• _Set problem_
Transcribe all of the material exactly, except for its pictures.

Part of a data file:
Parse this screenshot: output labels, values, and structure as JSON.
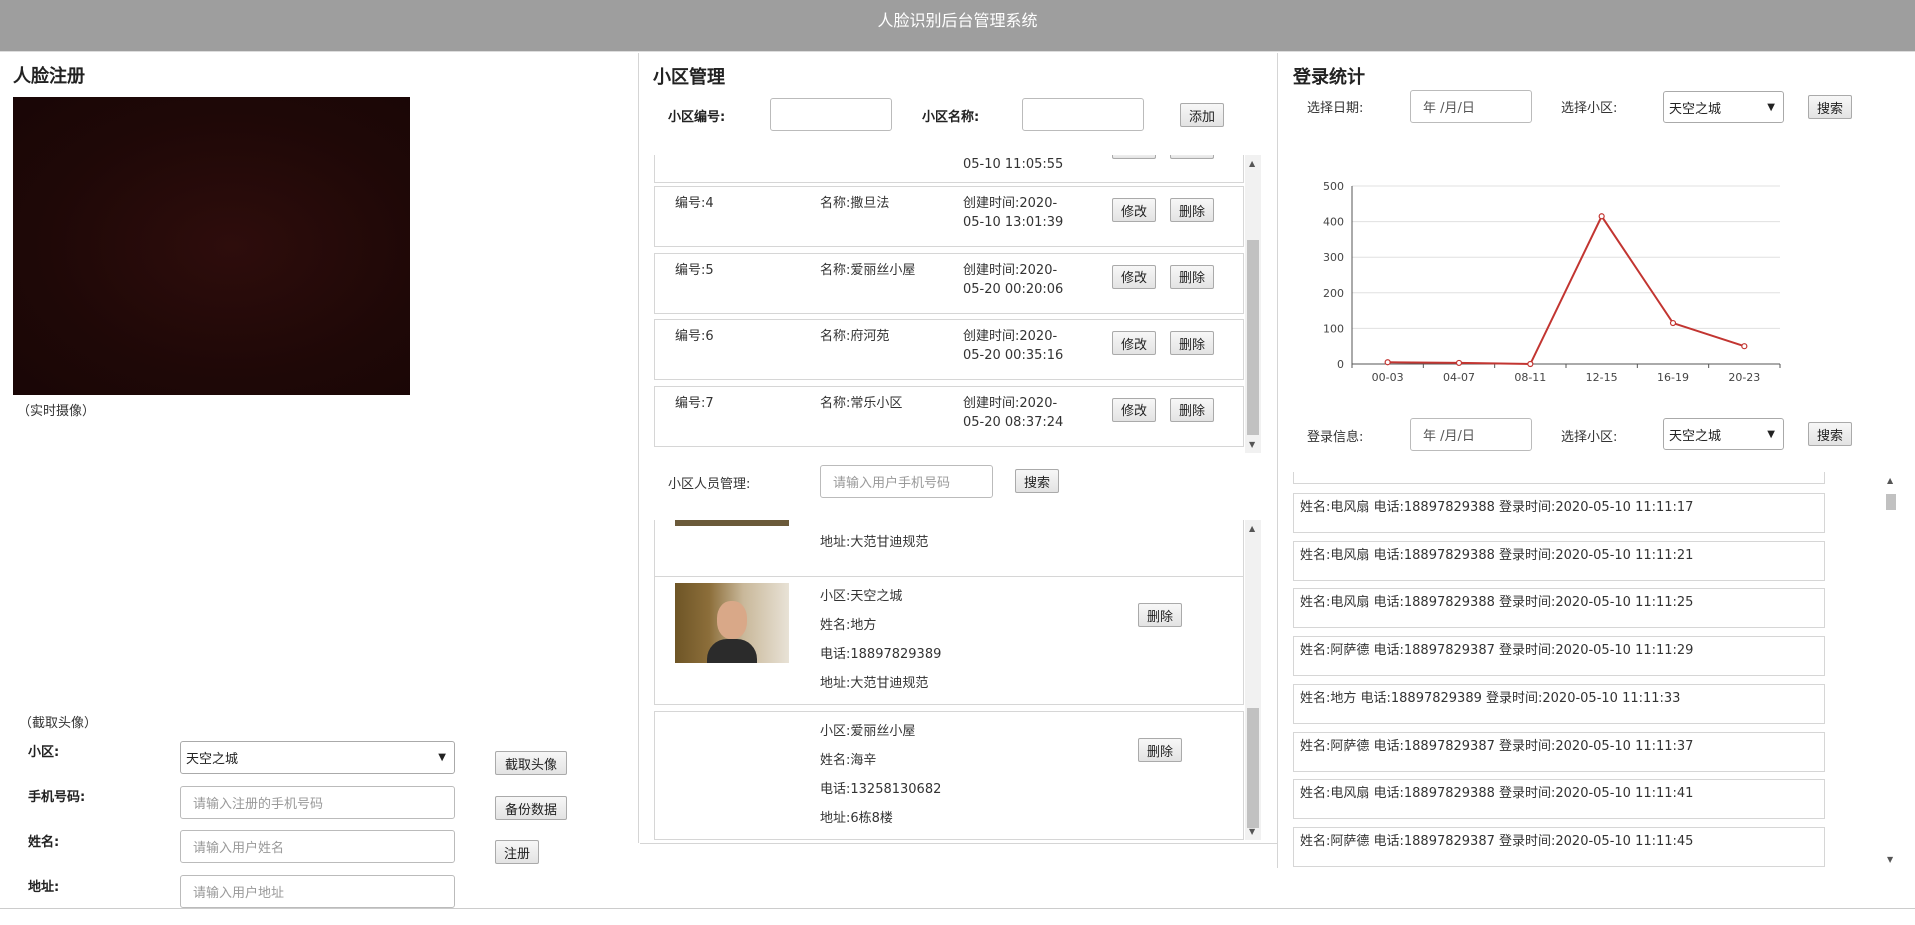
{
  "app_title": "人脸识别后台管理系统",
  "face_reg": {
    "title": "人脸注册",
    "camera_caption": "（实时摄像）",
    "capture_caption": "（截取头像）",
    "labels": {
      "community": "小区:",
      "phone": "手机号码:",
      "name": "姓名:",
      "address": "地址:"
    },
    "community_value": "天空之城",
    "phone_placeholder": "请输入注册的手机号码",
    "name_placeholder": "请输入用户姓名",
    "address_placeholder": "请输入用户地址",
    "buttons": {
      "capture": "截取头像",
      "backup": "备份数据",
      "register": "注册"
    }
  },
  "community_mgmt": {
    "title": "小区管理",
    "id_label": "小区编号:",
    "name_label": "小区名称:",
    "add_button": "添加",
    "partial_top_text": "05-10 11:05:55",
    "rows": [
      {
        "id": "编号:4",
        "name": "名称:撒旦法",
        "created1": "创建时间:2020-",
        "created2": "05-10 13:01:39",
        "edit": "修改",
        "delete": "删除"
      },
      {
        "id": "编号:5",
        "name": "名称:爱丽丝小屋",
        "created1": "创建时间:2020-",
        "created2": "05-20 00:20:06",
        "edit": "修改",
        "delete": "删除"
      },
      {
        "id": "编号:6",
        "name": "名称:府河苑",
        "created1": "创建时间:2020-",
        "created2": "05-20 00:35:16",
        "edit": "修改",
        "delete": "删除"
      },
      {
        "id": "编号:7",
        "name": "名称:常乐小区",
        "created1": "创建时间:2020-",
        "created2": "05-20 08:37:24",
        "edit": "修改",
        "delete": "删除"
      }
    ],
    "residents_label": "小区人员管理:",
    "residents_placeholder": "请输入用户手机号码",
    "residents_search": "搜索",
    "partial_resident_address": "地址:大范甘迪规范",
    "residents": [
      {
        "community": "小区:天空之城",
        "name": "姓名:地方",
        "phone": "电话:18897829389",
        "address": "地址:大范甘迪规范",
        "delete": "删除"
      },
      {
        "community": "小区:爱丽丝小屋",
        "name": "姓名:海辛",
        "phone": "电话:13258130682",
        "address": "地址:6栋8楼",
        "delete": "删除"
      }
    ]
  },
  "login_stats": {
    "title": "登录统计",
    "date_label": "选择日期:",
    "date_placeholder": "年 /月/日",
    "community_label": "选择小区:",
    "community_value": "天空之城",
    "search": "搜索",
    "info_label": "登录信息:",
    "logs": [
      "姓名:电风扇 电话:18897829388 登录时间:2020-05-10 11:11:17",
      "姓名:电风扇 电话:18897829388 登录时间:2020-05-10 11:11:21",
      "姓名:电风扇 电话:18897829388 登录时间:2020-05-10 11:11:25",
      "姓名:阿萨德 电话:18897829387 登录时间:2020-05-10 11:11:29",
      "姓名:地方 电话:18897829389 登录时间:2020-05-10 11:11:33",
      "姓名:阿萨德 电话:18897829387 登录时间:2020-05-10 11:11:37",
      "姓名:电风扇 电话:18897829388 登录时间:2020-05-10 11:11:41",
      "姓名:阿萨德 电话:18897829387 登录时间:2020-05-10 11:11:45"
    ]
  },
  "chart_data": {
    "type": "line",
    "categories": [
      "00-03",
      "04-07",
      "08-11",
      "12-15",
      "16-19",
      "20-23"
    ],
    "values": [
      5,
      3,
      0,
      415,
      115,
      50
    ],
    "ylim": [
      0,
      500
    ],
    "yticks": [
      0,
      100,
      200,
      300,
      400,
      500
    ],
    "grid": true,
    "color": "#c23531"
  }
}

• _Response for this exercise_
Parse this screenshot: output labels, values, and structure as JSON.
{
  "app_title": "人脸识别后台管理系统",
  "face_reg": {
    "title": "人脸注册",
    "camera_caption": "（实时摄像）",
    "capture_caption": "（截取头像）",
    "labels": {
      "community": "小区:",
      "phone": "手机号码:",
      "name": "姓名:",
      "address": "地址:"
    },
    "community_value": "天空之城",
    "phone_placeholder": "请输入注册的手机号码",
    "name_placeholder": "请输入用户姓名",
    "address_placeholder": "请输入用户地址",
    "buttons": {
      "capture": "截取头像",
      "backup": "备份数据",
      "register": "注册"
    }
  },
  "community_mgmt": {
    "title": "小区管理",
    "id_label": "小区编号:",
    "name_label": "小区名称:",
    "add_button": "添加",
    "partial_top_text": "05-10 11:05:55",
    "rows": [
      {
        "id": "编号:4",
        "name": "名称:撒旦法",
        "created1": "创建时间:2020-",
        "created2": "05-10 13:01:39",
        "edit": "修改",
        "delete": "删除"
      },
      {
        "id": "编号:5",
        "name": "名称:爱丽丝小屋",
        "created1": "创建时间:2020-",
        "created2": "05-20 00:20:06",
        "edit": "修改",
        "delete": "删除"
      },
      {
        "id": "编号:6",
        "name": "名称:府河苑",
        "created1": "创建时间:2020-",
        "created2": "05-20 00:35:16",
        "edit": "修改",
        "delete": "删除"
      },
      {
        "id": "编号:7",
        "name": "名称:常乐小区",
        "created1": "创建时间:2020-",
        "created2": "05-20 08:37:24",
        "edit": "修改",
        "delete": "删除"
      }
    ],
    "residents_label": "小区人员管理:",
    "residents_placeholder": "请输入用户手机号码",
    "residents_search": "搜索",
    "partial_resident_address": "地址:大范甘迪规范",
    "residents": [
      {
        "community": "小区:天空之城",
        "name": "姓名:地方",
        "phone": "电话:18897829389",
        "address": "地址:大范甘迪规范",
        "delete": "删除"
      },
      {
        "community": "小区:爱丽丝小屋",
        "name": "姓名:海辛",
        "phone": "电话:13258130682",
        "address": "地址:6栋8楼",
        "delete": "删除"
      }
    ]
  },
  "login_stats": {
    "title": "登录统计",
    "date_label": "选择日期:",
    "date_placeholder": "年 /月/日",
    "community_label": "选择小区:",
    "community_value": "天空之城",
    "search": "搜索",
    "info_label": "登录信息:",
    "logs": [
      "姓名:电风扇 电话:18897829388 登录时间:2020-05-10 11:11:17",
      "姓名:电风扇 电话:18897829388 登录时间:2020-05-10 11:11:21",
      "姓名:电风扇 电话:18897829388 登录时间:2020-05-10 11:11:25",
      "姓名:阿萨德 电话:18897829387 登录时间:2020-05-10 11:11:29",
      "姓名:地方 电话:18897829389 登录时间:2020-05-10 11:11:33",
      "姓名:阿萨德 电话:18897829387 登录时间:2020-05-10 11:11:37",
      "姓名:电风扇 电话:18897829388 登录时间:2020-05-10 11:11:41",
      "姓名:阿萨德 电话:18897829387 登录时间:2020-05-10 11:11:45"
    ]
  },
  "chart_data": {
    "type": "line",
    "categories": [
      "00-03",
      "04-07",
      "08-11",
      "12-15",
      "16-19",
      "20-23"
    ],
    "values": [
      5,
      3,
      0,
      415,
      115,
      50
    ],
    "ylim": [
      0,
      500
    ],
    "yticks": [
      0,
      100,
      200,
      300,
      400,
      500
    ],
    "grid": true,
    "color": "#c23531"
  }
}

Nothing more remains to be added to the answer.